_Dataset listings of figures_
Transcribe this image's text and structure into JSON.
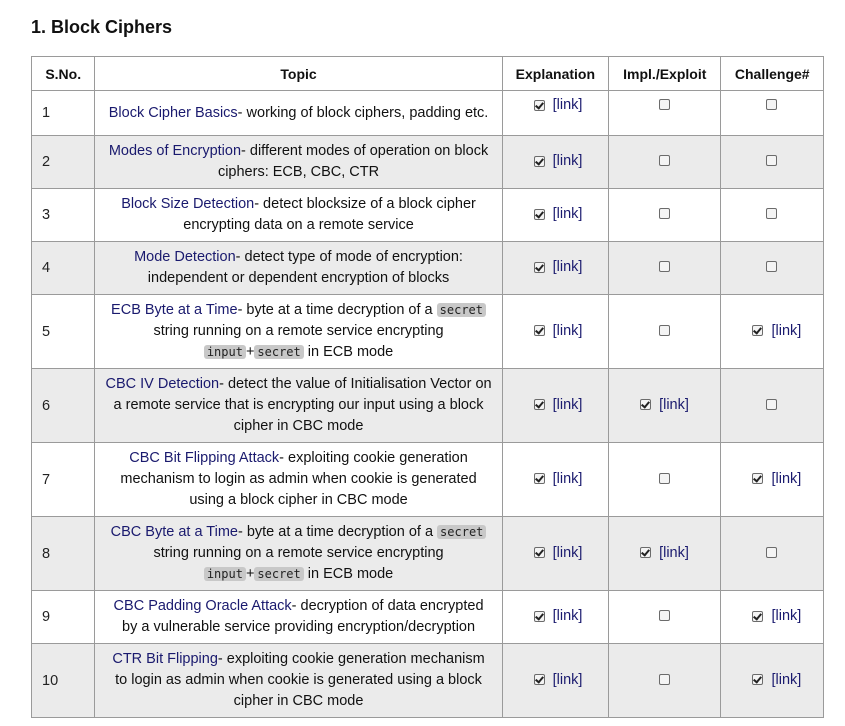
{
  "heading": "1. Block Ciphers",
  "columns": {
    "sno": "S.No.",
    "topic": "Topic",
    "explanation": "Explanation",
    "impl": "Impl./Exploit",
    "challenge": "Challenge#"
  },
  "link_text": "[link]",
  "rows": [
    {
      "sno": "1",
      "title": "Block Cipher Basics",
      "desc": "- working of block ciphers, padding etc.",
      "explanation": true,
      "impl": false,
      "challenge": false
    },
    {
      "sno": "2",
      "title": "Modes of Encryption",
      "desc": "- different modes of operation on block ciphers: ECB, CBC, CTR",
      "explanation": true,
      "impl": false,
      "challenge": false
    },
    {
      "sno": "3",
      "title": "Block Size Detection",
      "desc": "- detect blocksize of a block cipher encrypting data on a remote service",
      "explanation": true,
      "impl": false,
      "challenge": false
    },
    {
      "sno": "4",
      "title": "Mode Detection",
      "desc": "- detect type of mode of encryption: independent or dependent encryption of blocks",
      "explanation": true,
      "impl": false,
      "challenge": false
    },
    {
      "sno": "5",
      "title": "ECB Byte at a Time",
      "desc_a": "- byte at a time decryption of a ",
      "code1": "secret",
      "desc_b": " string running on a remote service encrypting ",
      "code2": "input",
      "plus": "+",
      "code3": "secret",
      "desc_c": " in ECB mode",
      "explanation": true,
      "impl": false,
      "challenge": true
    },
    {
      "sno": "6",
      "title": "CBC IV Detection",
      "desc": "- detect the value of Initialisation Vector on a remote service that is encrypting our input using a block cipher in CBC mode",
      "explanation": true,
      "impl": true,
      "challenge": false
    },
    {
      "sno": "7",
      "title": "CBC Bit Flipping Attack",
      "desc": "- exploiting cookie generation mechanism to login as admin when cookie is generated using a block cipher in CBC mode",
      "explanation": true,
      "impl": false,
      "challenge": true
    },
    {
      "sno": "8",
      "title": "CBC Byte at a Time",
      "desc_a": "- byte at a time decryption of a ",
      "code1": "secret",
      "desc_b": " string running on a remote service encrypting ",
      "code2": "input",
      "plus": "+",
      "code3": "secret",
      "desc_c": " in ECB mode",
      "explanation": true,
      "impl": true,
      "challenge": false
    },
    {
      "sno": "9",
      "title": "CBC Padding Oracle Attack",
      "desc": "- decryption of data encrypted by a vulnerable service providing encryption/decryption",
      "explanation": true,
      "impl": false,
      "challenge": true
    },
    {
      "sno": "10",
      "title": "CTR Bit Flipping",
      "desc": "- exploiting cookie generation mechanism to login as admin when cookie is generated using a block cipher in CBC mode",
      "explanation": true,
      "impl": false,
      "challenge": true
    }
  ]
}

_TO BE DONE_
Point out every line holding the string "Flipping" and copy it.

_SOLUTION FOR THIS EXERCISE_
      "title": "CBC Bit Flipping Attack",
      "title": "CTR Bit Flipping",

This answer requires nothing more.